Short task ▸ Omit all images. Transcribe the rest of the material below exactly.

>> Start Records supplied

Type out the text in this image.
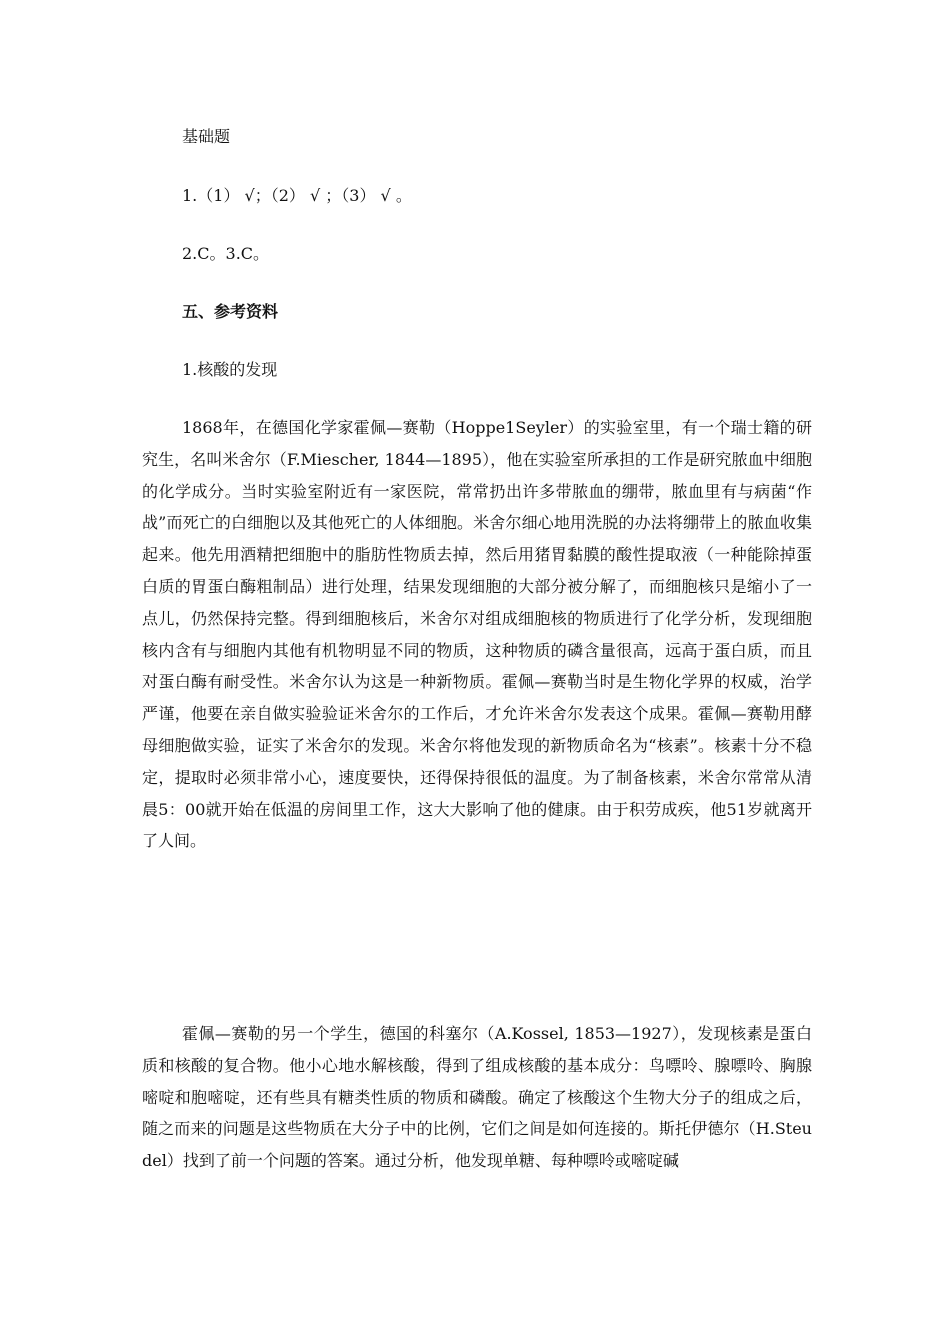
基础题
1.（1） √；（2） √ ；（3） √ 。
2.C。3.C。
五、参考资料
1.核酸的发现

1868年，在德国化学家霍佩—赛勒（Hoppe1Seyler）的实验室里，有一个瑞士籍的研究生，名叫米舍尔（F.Miescher, 1844—1895），他在实验室所承担的工作是研究脓血中细胞的化学成分。当时实验室附近有一家医院，常常扔出许多带脓血的绷带，脓血里有与病菌“作战”而死亡的白细胞以及其他死亡的人体细胞。米舍尔细心地用洗脱的办法将绷带上的脓血收集起来。他先用酒精把细胞中的脂肪性物质去掉，然后用猪胃黏膜的酸性提取液（一种能除掉蛋白质的胃蛋白酶粗制品）进行处理，结果发现细胞的大部分被分解了，而细胞核只是缩小了一点儿，仍然保持完整。得到细胞核后，米舍尔对组成细胞核的物质进行了化学分析，发现细胞核内含有与细胞内其他有机物明显不同的物质，这种物质的磷含量很高，远高于蛋白质，而且对蛋白酶有耐受性。米舍尔认为这是一种新物质。霍佩—赛勒当时是生物化学界的权威，治学严谨，他要在亲自做实验验证米舍尔的工作后，才允许米舍尔发表这个成果。霍佩—赛勒用酵母细胞做实验，证实了米舍尔的发现。米舍尔将他发现的新物质命名为“核素”。核素十分不稳定，提取时必须非常小心，速度要快，还得保持很低的温度。为了制备核素，米舍尔常常从清晨5：00就开始在低温的房间里工作，这大大影响了他的健康。由于积劳成疾，他51岁就离开了人间。

霍佩—赛勒的另一个学生，德国的科塞尔（A.Kossel, 1853—1927），发现核素是蛋白质和核酸的复合物。他小心地水解核酸，得到了组成核酸的基本成分：鸟嘌呤、腺嘌呤、胸腺嘧啶和胞嘧啶，还有些具有糖类性质的物质和磷酸。确定了核酸这个生物大分子的组成之后，随之而来的问题是这些物质在大分子中的比例，它们之间是如何连接的。斯托伊德尔（H.Steudel）找到了前一个问题的答案。通过分析，他发现单糖、每种嘌呤或嘧啶碱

>> End Records supplied

Final result ▸
Type out the text in this image.
基础题
1.（1） √；（2） √ ；（3） √ 。
2.C。3.C。
五、参考资料
1.核酸的发现

1868年，在德国化学家霍佩—赛勒（Hoppe1Seyler）的实验室里，有一个瑞士籍的研究生，名叫米舍尔（F.Miescher, 1844—1895），他在实验室所承担的工作是研究脓血中细胞的化学成分。当时实验室附近有一家医院，常常扔出许多带脓血的绷带，脓血里有与病菌“作战”而死亡的白细胞以及其他死亡的人体细胞。米舍尔细心地用洗脱的办法将绷带上的脓血收集起来。他先用酒精把细胞中的脂肪性物质去掉，然后用猪胃黏膜的酸性提取液（一种能除掉蛋白质的胃蛋白酶粗制品）进行处理，结果发现细胞的大部分被分解了，而细胞核只是缩小了一点儿，仍然保持完整。得到细胞核后，米舍尔对组成细胞核的物质进行了化学分析，发现细胞核内含有与细胞内其他有机物明显不同的物质，这种物质的磷含量很高，远高于蛋白质，而且对蛋白酶有耐受性。米舍尔认为这是一种新物质。霍佩—赛勒当时是生物化学界的权威，治学严谨，他要在亲自做实验验证米舍尔的工作后，才允许米舍尔发表这个成果。霍佩—赛勒用酵母细胞做实验，证实了米舍尔的发现。米舍尔将他发现的新物质命名为“核素”。核素十分不稳定，提取时必须非常小心，速度要快，还得保持很低的温度。为了制备核素，米舍尔常常从清晨5：00就开始在低温的房间里工作，这大大影响了他的健康。由于积劳成疾，他51岁就离开了人间。

霍佩—赛勒的另一个学生，德国的科塞尔（A.Kossel, 1853—1927），发现核素是蛋白质和核酸的复合物。他小心地水解核酸，得到了组成核酸的基本成分：鸟嘌呤、腺嘌呤、胸腺嘧啶和胞嘧啶，还有些具有糖类性质的物质和磷酸。确定了核酸这个生物大分子的组成之后，随之而来的问题是这些物质在大分子中的比例，它们之间是如何连接的。斯托伊德尔（H.Steudel）找到了前一个问题的答案。通过分析，他发现单糖、每种嘌呤或嘧啶碱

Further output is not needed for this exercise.